[Stored data entries]
========
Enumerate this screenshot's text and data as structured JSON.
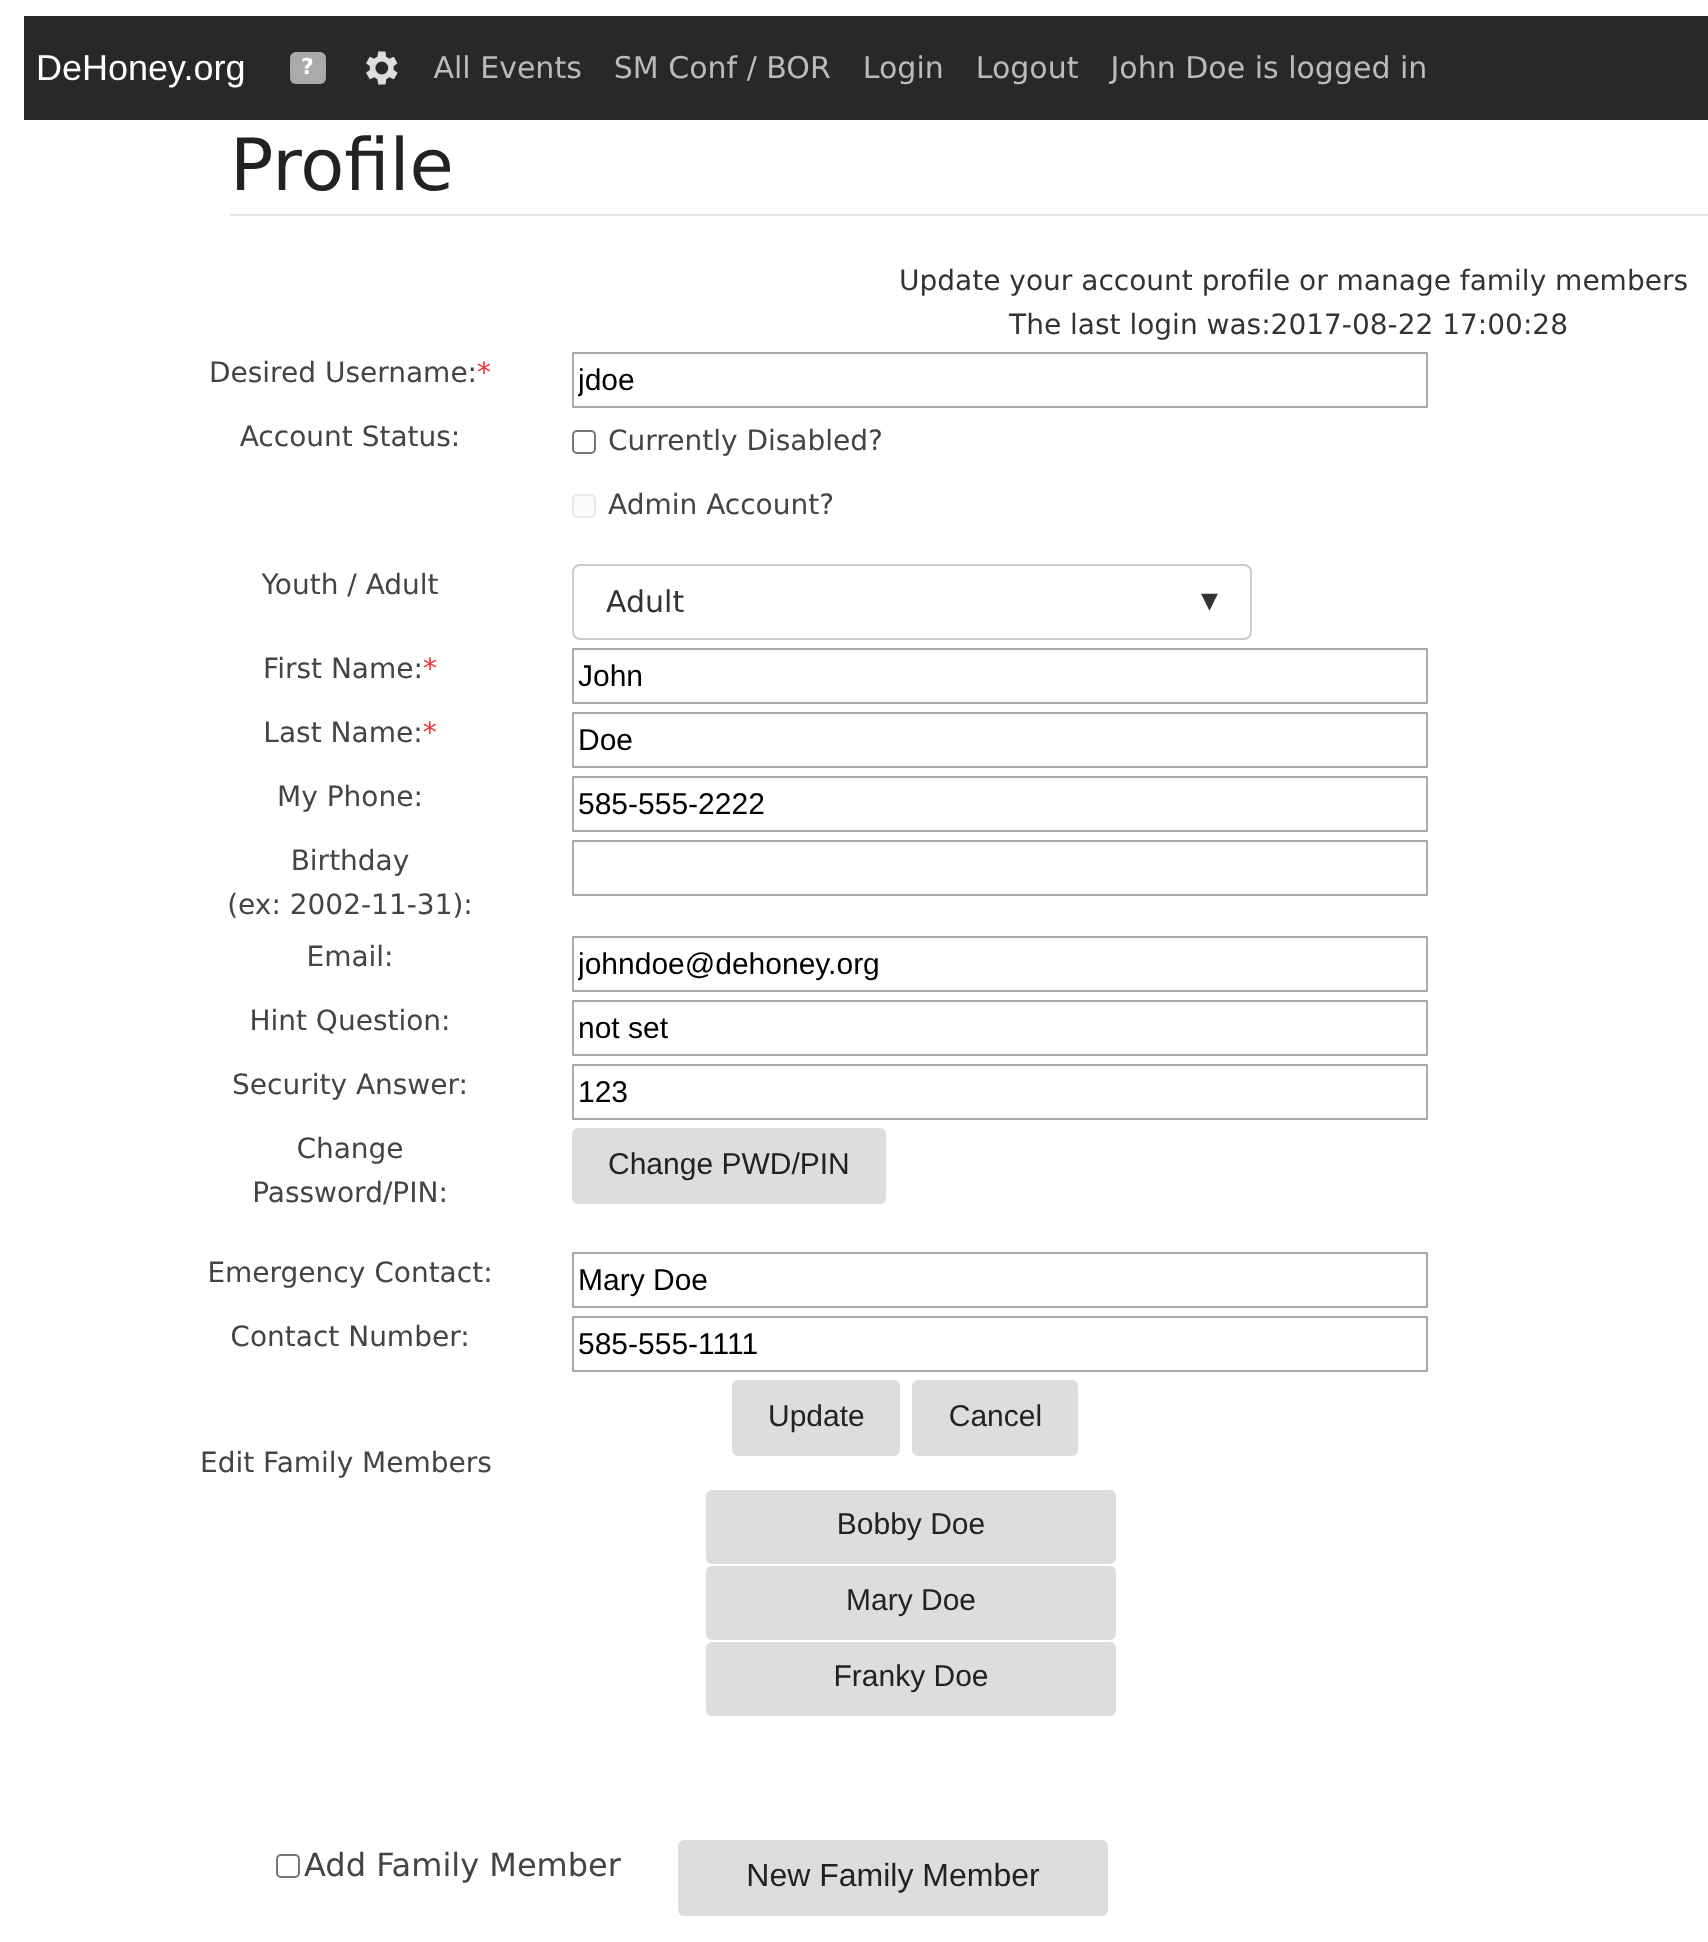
{
  "navbar": {
    "brand": "DeHoney.org",
    "help_glyph": "?",
    "links": [
      "All Events",
      "SM Conf / BOR",
      "Login",
      "Logout"
    ],
    "status": "John Doe is logged in"
  },
  "title": "Profile",
  "intro": "Update your account profile or manage family members",
  "last_login": "The last login was:2017-08-22 17:00:28",
  "fields": [
    {
      "kind": "text",
      "label": "Desired Username:",
      "required_mark": "*",
      "value": "jdoe"
    },
    {
      "kind": "checkboxes",
      "label": "Account Status:",
      "options": [
        {
          "label": "Currently Disabled?",
          "checked": false,
          "disabled": false
        },
        {
          "label": "Admin Account?",
          "checked": false,
          "disabled": true
        }
      ]
    },
    {
      "kind": "select",
      "label": "Youth / Adult",
      "value": "Adult",
      "arrow": "▼"
    },
    {
      "kind": "text",
      "label": "First Name:",
      "required_mark": "*",
      "value": "John"
    },
    {
      "kind": "text",
      "label": "Last Name:",
      "required_mark": "*",
      "value": "Doe"
    },
    {
      "kind": "text",
      "label": "My Phone:",
      "value": "585-555-2222"
    },
    {
      "kind": "text",
      "label": "Birthday",
      "hint": "(ex: 2002-11-31):"
    },
    {
      "kind": "text",
      "label": "Email:",
      "value": "johndoe@dehoney.org"
    },
    {
      "kind": "text",
      "label": "Hint Question:",
      "value": "not set"
    },
    {
      "kind": "text",
      "label": "Security Answer:",
      "value": "123"
    },
    {
      "kind": "button",
      "label": "Change",
      "hint": "Password/PIN:",
      "button": "Change PWD/PIN"
    },
    {
      "kind": "text",
      "label": "Emergency Contact:",
      "value": "Mary Doe"
    },
    {
      "kind": "text",
      "label": "Contact Number:",
      "value": "585-555-1111"
    }
  ],
  "actions": [
    "Update",
    "Cancel"
  ],
  "family": {
    "heading": "Edit Family Members",
    "members": [
      "Bobby Doe",
      "Mary Doe",
      "Franky Doe"
    ]
  },
  "add_member": {
    "label": "Add Family Member",
    "checked": false,
    "button": "New Family Member"
  }
}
========
> _WHAT NEEDS TO BE DONE_
Repeat each entry above word for word, leaving every picture out.

> _SOLVED EXERCISE_
Enumerate this screenshot's text and data as structured JSON.
{
  "navbar": {
    "brand": "DeHoney.org",
    "help_glyph": "?",
    "links": [
      "All Events",
      "SM Conf / BOR",
      "Login",
      "Logout"
    ],
    "status": "John Doe is logged in"
  },
  "title": "Profile",
  "intro": "Update your account profile or manage family members",
  "last_login": "The last login was:2017-08-22 17:00:28",
  "fields": [
    {
      "kind": "text",
      "label": "Desired Username:",
      "required_mark": "*",
      "value": "jdoe"
    },
    {
      "kind": "checkboxes",
      "label": "Account Status:",
      "options": [
        {
          "label": "Currently Disabled?",
          "checked": false,
          "disabled": false
        },
        {
          "label": "Admin Account?",
          "checked": false,
          "disabled": true
        }
      ]
    },
    {
      "kind": "select",
      "label": "Youth / Adult",
      "value": "Adult",
      "arrow": "▼"
    },
    {
      "kind": "text",
      "label": "First Name:",
      "required_mark": "*",
      "value": "John"
    },
    {
      "kind": "text",
      "label": "Last Name:",
      "required_mark": "*",
      "value": "Doe"
    },
    {
      "kind": "text",
      "label": "My Phone:",
      "value": "585-555-2222"
    },
    {
      "kind": "text",
      "label": "Birthday",
      "hint": "(ex: 2002-11-31):"
    },
    {
      "kind": "text",
      "label": "Email:",
      "value": "johndoe@dehoney.org"
    },
    {
      "kind": "text",
      "label": "Hint Question:",
      "value": "not set"
    },
    {
      "kind": "text",
      "label": "Security Answer:",
      "value": "123"
    },
    {
      "kind": "button",
      "label": "Change",
      "hint": "Password/PIN:",
      "button": "Change PWD/PIN"
    },
    {
      "kind": "text",
      "label": "Emergency Contact:",
      "value": "Mary Doe"
    },
    {
      "kind": "text",
      "label": "Contact Number:",
      "value": "585-555-1111"
    }
  ],
  "actions": [
    "Update",
    "Cancel"
  ],
  "family": {
    "heading": "Edit Family Members",
    "members": [
      "Bobby Doe",
      "Mary Doe",
      "Franky Doe"
    ]
  },
  "add_member": {
    "label": "Add Family Member",
    "checked": false,
    "button": "New Family Member"
  }
}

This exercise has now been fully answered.